RECORDS SHOWN

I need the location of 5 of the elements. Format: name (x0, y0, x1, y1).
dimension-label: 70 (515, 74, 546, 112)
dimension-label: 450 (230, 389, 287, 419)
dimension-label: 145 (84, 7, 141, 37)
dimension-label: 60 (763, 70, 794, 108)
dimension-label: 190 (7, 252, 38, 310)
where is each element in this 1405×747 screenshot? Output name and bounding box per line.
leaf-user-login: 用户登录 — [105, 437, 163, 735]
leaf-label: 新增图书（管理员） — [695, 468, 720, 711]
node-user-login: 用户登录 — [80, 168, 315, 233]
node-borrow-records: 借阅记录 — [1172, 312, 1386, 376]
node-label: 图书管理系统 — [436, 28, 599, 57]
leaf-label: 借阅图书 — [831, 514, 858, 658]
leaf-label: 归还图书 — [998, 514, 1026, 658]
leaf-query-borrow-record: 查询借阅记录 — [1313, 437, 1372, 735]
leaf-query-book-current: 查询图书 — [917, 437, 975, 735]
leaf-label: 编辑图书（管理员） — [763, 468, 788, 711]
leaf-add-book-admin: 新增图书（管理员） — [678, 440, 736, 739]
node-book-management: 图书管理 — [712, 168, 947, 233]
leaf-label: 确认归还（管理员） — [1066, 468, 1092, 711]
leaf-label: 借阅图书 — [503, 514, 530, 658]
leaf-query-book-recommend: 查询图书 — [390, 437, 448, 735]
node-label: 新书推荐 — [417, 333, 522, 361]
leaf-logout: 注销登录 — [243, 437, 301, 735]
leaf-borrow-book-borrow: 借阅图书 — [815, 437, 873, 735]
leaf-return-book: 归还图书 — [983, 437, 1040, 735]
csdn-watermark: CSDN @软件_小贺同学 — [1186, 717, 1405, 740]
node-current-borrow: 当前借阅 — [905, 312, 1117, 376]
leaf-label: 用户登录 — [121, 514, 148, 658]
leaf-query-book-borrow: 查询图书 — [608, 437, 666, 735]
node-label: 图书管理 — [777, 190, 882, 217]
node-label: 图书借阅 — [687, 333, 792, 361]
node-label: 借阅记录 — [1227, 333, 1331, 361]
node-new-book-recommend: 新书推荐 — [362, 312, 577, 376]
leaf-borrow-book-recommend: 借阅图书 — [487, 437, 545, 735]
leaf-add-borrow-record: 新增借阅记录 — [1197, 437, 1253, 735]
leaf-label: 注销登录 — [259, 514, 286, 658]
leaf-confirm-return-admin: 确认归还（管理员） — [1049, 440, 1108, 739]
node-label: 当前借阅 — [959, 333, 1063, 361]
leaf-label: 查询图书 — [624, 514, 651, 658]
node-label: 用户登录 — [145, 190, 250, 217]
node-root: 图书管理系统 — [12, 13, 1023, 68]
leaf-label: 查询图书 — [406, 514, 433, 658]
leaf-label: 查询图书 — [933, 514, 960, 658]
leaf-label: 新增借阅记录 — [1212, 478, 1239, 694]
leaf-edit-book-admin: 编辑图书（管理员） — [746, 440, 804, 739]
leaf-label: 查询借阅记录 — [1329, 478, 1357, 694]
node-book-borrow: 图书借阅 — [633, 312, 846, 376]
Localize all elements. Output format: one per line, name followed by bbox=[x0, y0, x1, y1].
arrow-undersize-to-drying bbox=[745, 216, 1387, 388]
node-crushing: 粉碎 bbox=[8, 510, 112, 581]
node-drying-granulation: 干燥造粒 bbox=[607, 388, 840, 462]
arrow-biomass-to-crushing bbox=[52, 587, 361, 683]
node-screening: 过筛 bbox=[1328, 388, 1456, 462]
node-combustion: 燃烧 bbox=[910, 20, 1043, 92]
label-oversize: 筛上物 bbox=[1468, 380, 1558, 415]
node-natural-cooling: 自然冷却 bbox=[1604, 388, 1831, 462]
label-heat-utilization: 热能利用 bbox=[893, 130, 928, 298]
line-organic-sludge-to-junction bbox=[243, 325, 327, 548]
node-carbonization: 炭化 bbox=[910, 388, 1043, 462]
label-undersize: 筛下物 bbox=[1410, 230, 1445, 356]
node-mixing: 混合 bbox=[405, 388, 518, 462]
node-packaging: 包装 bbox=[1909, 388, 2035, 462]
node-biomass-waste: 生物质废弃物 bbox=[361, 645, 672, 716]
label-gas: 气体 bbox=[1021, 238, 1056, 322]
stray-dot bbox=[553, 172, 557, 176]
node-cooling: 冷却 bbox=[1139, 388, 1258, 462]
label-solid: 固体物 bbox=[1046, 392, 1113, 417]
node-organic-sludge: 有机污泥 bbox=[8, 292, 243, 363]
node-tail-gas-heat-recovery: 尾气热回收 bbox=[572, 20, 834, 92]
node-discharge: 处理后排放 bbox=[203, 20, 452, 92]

CHALLENGE
Count the lines in the items above that contain the string "book", where case counts. Give only the number.

SOLVED PROBLEM
11